### Stored records
* * *

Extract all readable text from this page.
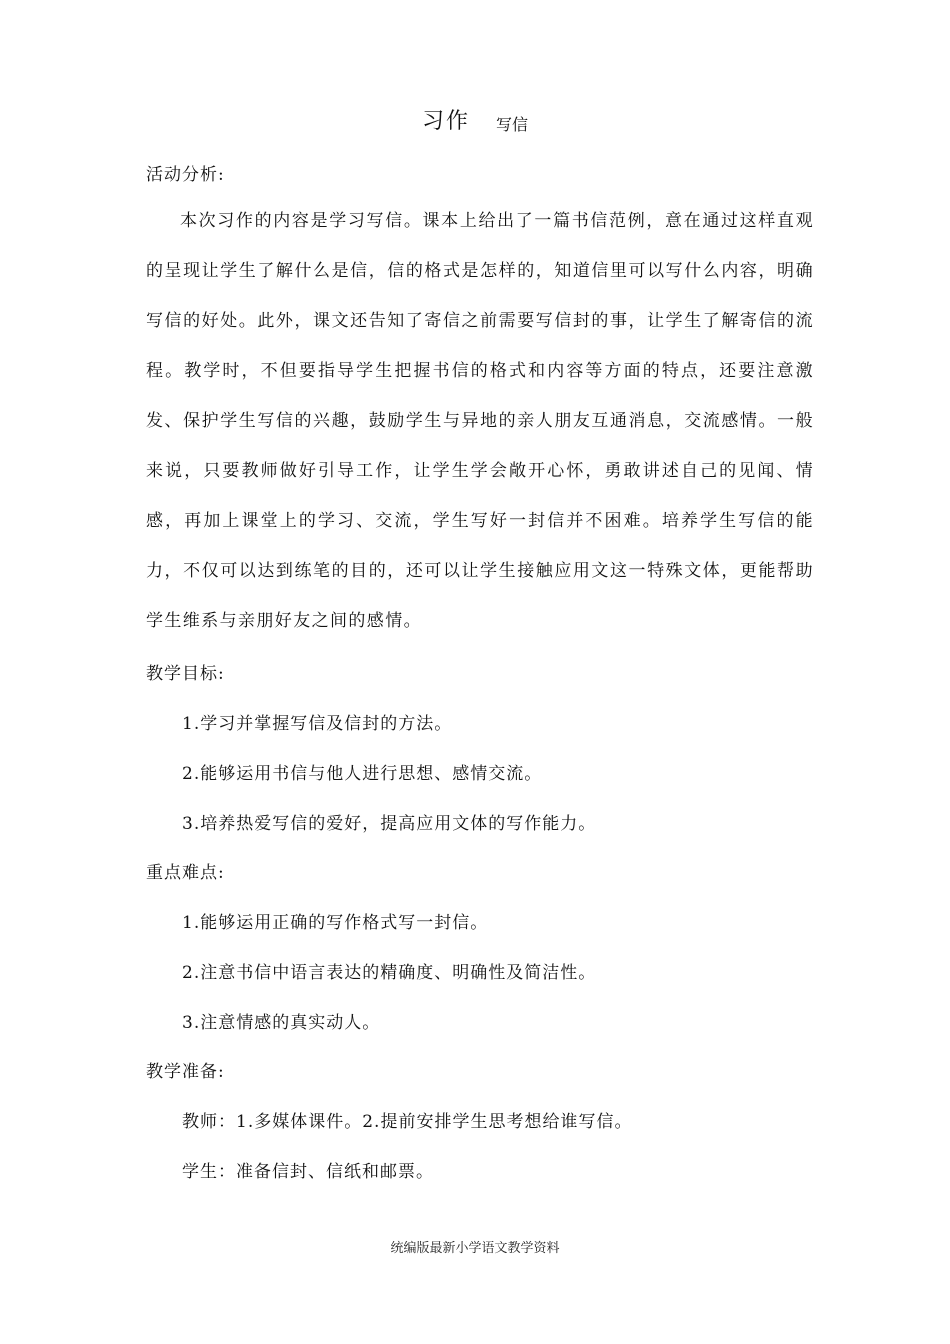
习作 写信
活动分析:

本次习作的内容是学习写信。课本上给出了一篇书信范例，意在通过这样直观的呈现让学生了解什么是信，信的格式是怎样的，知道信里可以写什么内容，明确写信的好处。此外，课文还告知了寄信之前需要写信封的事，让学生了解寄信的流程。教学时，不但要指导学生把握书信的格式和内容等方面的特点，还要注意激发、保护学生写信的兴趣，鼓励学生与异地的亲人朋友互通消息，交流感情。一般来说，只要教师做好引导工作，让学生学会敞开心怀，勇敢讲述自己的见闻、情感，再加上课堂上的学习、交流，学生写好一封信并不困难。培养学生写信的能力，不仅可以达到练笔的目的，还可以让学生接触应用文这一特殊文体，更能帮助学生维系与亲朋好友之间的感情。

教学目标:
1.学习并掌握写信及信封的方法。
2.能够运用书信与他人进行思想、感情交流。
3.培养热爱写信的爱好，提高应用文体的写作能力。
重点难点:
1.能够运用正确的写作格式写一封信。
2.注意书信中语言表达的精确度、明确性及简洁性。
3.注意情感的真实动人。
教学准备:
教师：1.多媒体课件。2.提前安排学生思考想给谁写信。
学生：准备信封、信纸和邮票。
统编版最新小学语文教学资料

* * *

### Task directions
Reproduce every line exactly and omit all pictures.

### The reply
Extract all readable text from this page.
习作 写信
活动分析:

本次习作的内容是学习写信。课本上给出了一篇书信范例，意在通过这样直观的呈现让学生了解什么是信，信的格式是怎样的，知道信里可以写什么内容，明确写信的好处。此外，课文还告知了寄信之前需要写信封的事，让学生了解寄信的流程。教学时，不但要指导学生把握书信的格式和内容等方面的特点，还要注意激发、保护学生写信的兴趣，鼓励学生与异地的亲人朋友互通消息，交流感情。一般来说，只要教师做好引导工作，让学生学会敞开心怀，勇敢讲述自己的见闻、情感，再加上课堂上的学习、交流，学生写好一封信并不困难。培养学生写信的能力，不仅可以达到练笔的目的，还可以让学生接触应用文这一特殊文体，更能帮助学生维系与亲朋好友之间的感情。

教学目标:
1.学习并掌握写信及信封的方法。
2.能够运用书信与他人进行思想、感情交流。
3.培养热爱写信的爱好，提高应用文体的写作能力。
重点难点:
1.能够运用正确的写作格式写一封信。
2.注意书信中语言表达的精确度、明确性及简洁性。
3.注意情感的真实动人。
教学准备:
教师：1.多媒体课件。2.提前安排学生思考想给谁写信。
学生：准备信封、信纸和邮票。
统编版最新小学语文教学资料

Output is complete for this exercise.